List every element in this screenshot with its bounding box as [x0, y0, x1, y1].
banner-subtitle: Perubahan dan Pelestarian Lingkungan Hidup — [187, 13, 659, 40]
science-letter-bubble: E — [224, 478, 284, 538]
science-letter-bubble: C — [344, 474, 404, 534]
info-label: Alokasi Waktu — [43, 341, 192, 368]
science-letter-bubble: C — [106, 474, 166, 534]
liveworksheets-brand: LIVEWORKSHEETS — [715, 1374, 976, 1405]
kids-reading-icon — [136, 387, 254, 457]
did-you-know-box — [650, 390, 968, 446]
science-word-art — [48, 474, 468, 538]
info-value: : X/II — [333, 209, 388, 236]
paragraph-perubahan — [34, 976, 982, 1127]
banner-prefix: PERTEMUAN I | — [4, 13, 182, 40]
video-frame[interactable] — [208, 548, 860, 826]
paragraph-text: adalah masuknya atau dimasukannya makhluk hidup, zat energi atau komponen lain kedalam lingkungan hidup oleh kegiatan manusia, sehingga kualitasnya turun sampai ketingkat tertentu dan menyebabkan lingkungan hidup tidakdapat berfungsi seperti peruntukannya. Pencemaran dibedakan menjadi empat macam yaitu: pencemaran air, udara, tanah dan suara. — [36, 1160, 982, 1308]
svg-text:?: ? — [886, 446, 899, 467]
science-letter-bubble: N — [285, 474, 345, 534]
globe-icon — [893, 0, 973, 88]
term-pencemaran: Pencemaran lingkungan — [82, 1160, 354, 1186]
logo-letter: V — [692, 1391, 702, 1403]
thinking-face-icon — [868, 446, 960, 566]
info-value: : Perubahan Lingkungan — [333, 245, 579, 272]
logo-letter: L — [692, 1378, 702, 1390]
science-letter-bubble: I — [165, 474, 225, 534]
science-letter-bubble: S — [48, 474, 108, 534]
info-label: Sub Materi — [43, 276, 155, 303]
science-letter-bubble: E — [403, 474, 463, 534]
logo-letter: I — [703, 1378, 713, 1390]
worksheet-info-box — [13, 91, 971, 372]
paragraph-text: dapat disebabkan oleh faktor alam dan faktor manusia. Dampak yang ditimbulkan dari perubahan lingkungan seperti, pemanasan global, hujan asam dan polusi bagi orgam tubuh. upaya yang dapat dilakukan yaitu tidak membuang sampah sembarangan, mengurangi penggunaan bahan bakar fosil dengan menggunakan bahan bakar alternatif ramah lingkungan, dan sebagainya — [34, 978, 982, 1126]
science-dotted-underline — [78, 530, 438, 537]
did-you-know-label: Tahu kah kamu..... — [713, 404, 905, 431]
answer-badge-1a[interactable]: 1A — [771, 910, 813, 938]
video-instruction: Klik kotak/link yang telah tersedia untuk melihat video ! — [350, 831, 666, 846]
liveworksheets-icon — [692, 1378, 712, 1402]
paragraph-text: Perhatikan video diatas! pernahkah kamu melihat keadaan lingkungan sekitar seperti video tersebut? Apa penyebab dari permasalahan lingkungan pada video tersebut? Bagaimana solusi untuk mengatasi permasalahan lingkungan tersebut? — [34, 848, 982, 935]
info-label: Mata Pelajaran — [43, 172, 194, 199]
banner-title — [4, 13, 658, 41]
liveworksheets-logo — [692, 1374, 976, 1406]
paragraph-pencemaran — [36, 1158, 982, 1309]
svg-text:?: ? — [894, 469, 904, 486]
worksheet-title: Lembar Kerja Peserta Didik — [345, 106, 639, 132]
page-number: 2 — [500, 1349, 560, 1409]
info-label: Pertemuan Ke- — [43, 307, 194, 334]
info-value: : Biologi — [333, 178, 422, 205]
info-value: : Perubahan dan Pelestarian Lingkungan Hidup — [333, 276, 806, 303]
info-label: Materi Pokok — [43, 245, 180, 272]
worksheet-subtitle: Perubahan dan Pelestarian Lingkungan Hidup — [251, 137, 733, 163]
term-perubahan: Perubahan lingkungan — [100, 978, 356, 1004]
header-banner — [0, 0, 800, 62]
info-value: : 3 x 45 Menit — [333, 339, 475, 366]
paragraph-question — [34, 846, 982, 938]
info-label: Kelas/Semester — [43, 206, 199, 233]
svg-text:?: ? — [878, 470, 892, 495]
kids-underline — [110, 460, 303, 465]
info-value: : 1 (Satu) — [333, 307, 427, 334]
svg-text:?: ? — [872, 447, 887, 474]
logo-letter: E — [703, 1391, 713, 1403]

------

• _The task_
Can you render the entries as a Markdown table with columns No. and Line, starting at the first line and ending at the line containing "science-letter-bubble: C — [344, 474, 404, 534]", both included and blank lines omitted?

• _Output of the task_
| No. | Line |
|---|---|
| 1 | List every element in this screenshot with its bounding box as [x0, y0, x1, y1]. |
| 2 | banner-subtitle: Perubahan dan Pelestarian Lingkungan Hidup — [187, 13, 659, 40] |
| 3 | science-letter-bubble: E — [224, 478, 284, 538] |
| 4 | science-letter-bubble: C — [344, 474, 404, 534] |